### MATERIAL TO PROCESS
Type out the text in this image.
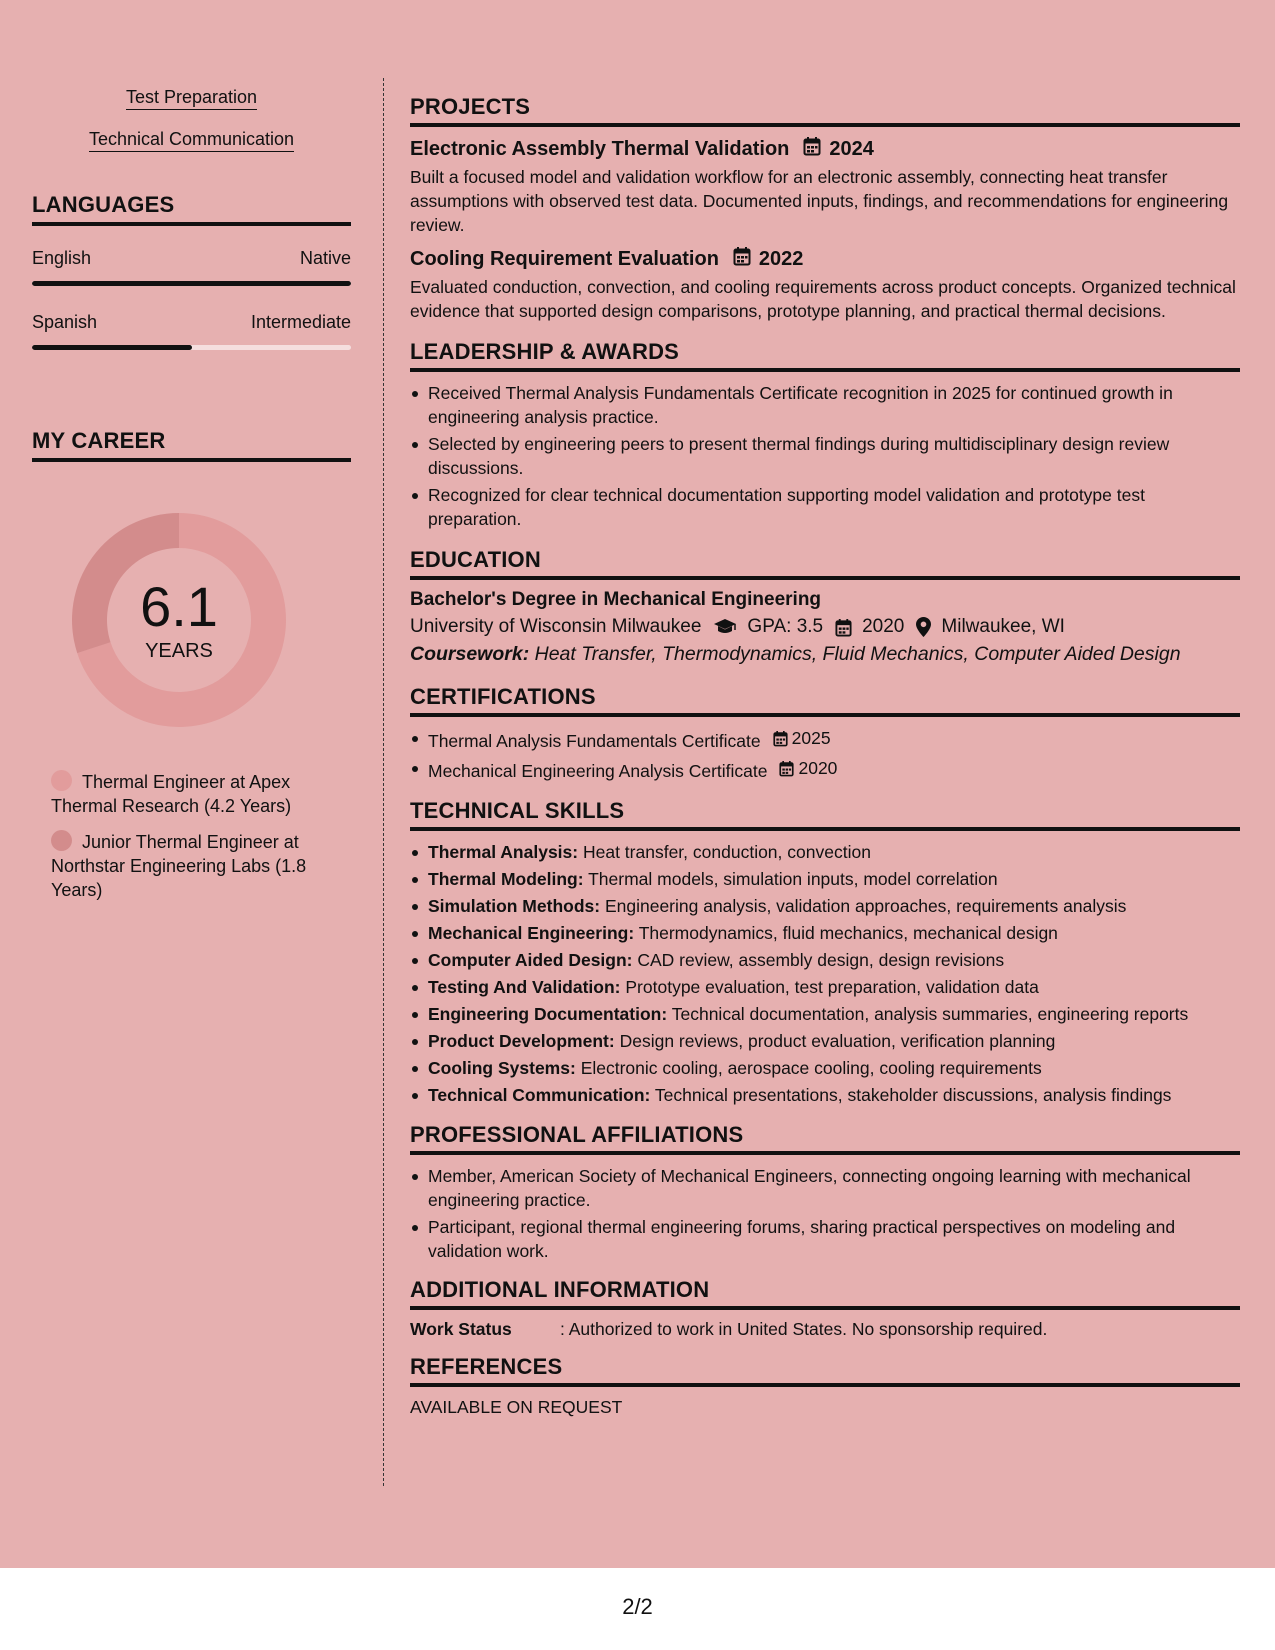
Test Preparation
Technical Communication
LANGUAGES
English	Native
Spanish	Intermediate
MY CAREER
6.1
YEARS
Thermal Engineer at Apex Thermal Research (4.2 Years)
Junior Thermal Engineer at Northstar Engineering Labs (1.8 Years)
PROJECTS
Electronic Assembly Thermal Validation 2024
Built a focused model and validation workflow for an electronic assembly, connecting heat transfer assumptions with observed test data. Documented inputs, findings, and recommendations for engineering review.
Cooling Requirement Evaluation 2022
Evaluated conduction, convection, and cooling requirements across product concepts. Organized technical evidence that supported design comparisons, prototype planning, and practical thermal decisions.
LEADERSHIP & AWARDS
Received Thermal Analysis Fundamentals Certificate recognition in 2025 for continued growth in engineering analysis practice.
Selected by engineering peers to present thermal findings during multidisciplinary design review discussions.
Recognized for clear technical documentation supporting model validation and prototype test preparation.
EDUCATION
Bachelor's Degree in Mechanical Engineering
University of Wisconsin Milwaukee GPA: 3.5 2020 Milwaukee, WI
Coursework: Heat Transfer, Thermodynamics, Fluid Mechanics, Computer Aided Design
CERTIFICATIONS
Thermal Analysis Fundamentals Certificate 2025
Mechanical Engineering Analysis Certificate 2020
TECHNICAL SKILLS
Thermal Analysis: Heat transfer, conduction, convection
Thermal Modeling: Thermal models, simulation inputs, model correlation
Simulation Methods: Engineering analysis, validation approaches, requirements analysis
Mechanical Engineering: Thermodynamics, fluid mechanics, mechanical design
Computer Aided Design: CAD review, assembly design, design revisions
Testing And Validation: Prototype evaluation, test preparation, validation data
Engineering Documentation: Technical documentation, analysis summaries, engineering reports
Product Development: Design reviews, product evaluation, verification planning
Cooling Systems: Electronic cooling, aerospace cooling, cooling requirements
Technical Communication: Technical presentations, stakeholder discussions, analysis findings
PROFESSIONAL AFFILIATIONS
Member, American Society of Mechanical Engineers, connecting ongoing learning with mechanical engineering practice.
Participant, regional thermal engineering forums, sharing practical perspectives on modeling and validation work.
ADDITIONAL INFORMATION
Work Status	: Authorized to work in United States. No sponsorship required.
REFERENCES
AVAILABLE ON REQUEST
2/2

...

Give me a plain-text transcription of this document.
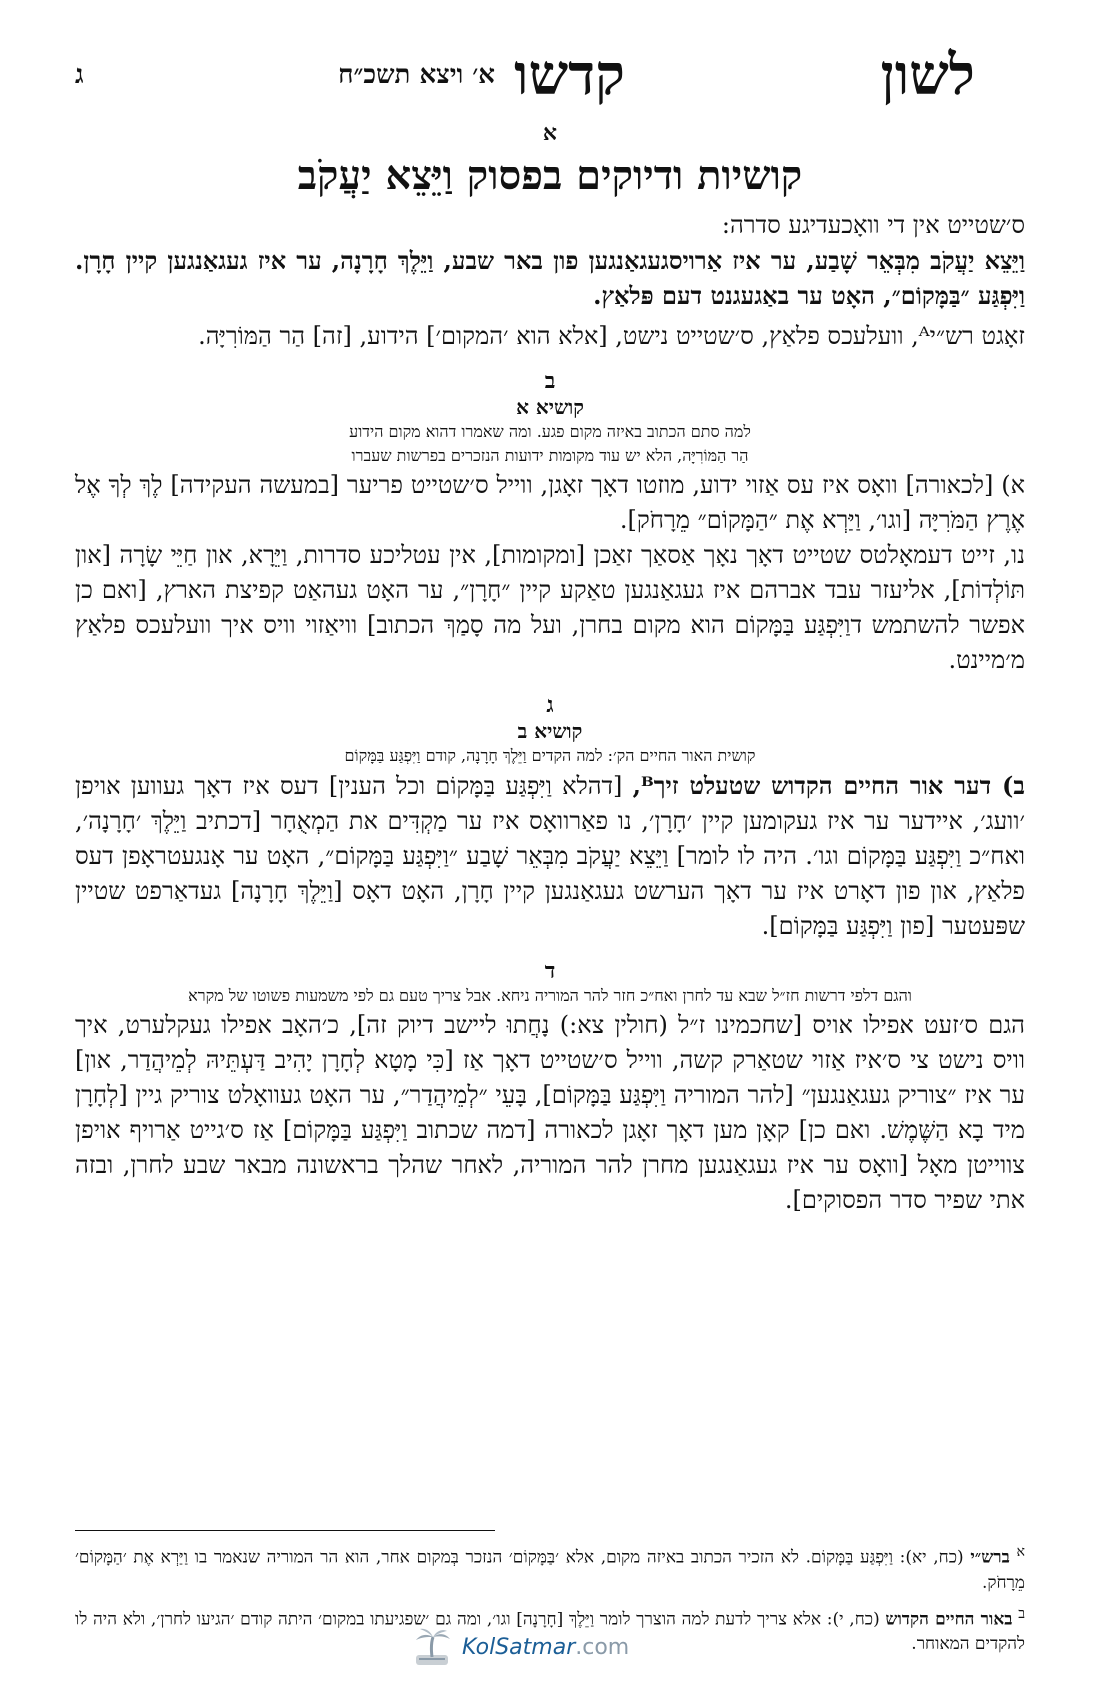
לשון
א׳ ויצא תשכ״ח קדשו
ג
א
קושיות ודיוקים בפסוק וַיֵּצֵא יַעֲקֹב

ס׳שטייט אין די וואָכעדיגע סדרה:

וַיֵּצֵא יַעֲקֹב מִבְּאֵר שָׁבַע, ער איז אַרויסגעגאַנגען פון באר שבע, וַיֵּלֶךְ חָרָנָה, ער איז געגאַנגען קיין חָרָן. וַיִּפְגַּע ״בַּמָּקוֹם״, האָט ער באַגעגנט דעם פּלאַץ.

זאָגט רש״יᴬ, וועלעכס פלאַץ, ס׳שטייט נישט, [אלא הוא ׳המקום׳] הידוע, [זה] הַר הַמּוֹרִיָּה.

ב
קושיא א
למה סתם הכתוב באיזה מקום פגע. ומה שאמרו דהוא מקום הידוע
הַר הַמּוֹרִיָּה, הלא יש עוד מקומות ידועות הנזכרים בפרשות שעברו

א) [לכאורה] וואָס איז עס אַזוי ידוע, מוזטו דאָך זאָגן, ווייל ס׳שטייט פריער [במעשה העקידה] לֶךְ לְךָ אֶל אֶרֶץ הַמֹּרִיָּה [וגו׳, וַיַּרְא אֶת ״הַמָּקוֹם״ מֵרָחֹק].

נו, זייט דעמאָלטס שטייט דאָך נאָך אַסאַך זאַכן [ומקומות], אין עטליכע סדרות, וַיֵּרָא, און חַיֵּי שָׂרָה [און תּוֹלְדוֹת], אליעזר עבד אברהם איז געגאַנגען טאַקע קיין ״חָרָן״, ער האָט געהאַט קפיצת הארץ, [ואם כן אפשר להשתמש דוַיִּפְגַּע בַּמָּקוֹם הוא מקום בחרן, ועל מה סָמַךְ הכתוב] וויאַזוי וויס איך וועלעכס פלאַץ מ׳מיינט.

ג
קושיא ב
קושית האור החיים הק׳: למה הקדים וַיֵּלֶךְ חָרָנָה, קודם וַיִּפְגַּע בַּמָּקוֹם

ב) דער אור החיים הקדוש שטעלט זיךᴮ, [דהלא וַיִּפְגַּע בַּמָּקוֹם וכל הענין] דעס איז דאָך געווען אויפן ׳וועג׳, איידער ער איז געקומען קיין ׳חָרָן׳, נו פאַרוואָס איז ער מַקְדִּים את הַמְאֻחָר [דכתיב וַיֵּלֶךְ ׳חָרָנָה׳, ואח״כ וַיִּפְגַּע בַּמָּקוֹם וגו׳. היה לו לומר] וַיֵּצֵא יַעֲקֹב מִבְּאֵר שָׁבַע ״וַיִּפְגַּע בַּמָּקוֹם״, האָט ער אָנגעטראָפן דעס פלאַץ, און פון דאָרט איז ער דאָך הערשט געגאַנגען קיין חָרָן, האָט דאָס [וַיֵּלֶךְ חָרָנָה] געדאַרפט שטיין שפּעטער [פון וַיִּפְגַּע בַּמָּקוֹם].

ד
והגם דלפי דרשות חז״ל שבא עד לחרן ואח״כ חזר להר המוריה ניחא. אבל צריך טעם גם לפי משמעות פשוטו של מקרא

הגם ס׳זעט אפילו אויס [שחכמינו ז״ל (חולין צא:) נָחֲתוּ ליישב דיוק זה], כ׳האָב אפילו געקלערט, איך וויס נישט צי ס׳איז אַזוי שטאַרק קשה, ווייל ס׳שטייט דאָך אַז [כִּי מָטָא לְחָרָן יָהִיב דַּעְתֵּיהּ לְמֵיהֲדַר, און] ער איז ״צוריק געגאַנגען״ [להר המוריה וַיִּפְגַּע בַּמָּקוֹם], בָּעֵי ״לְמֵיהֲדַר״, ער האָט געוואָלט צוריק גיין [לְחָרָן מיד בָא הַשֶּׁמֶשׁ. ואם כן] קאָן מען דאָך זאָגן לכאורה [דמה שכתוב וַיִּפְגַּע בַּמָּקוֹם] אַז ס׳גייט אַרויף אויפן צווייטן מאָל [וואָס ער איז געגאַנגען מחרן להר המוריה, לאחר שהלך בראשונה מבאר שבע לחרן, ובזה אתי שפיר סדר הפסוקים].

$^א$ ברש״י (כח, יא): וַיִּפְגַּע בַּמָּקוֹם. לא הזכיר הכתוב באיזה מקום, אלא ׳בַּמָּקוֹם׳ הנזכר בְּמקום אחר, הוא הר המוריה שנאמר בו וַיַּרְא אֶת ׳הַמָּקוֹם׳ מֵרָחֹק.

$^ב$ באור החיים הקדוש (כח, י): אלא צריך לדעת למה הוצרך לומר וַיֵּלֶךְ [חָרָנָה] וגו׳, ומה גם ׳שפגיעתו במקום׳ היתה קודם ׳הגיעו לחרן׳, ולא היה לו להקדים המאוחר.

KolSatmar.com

...

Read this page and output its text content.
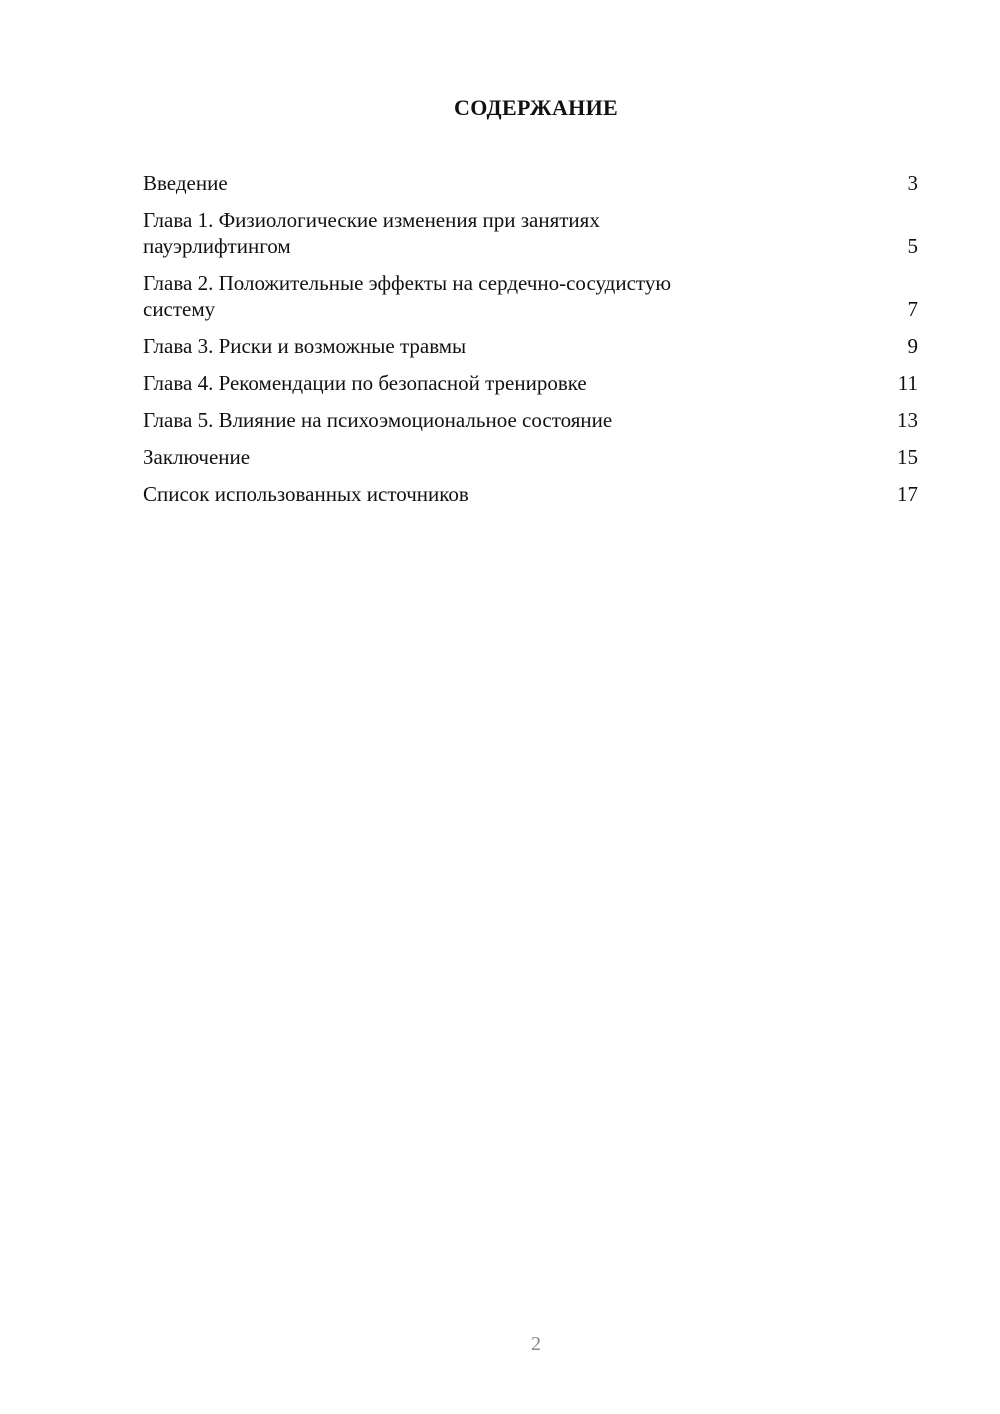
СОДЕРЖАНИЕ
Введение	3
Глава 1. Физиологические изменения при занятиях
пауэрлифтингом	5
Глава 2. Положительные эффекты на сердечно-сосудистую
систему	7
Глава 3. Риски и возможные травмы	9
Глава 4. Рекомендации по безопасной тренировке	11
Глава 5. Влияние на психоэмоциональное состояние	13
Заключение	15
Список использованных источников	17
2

### GOAL
Respond with nothing but the number of lines in the entries that contain the string "Computer".

### RESPONSE TO THE TASK
2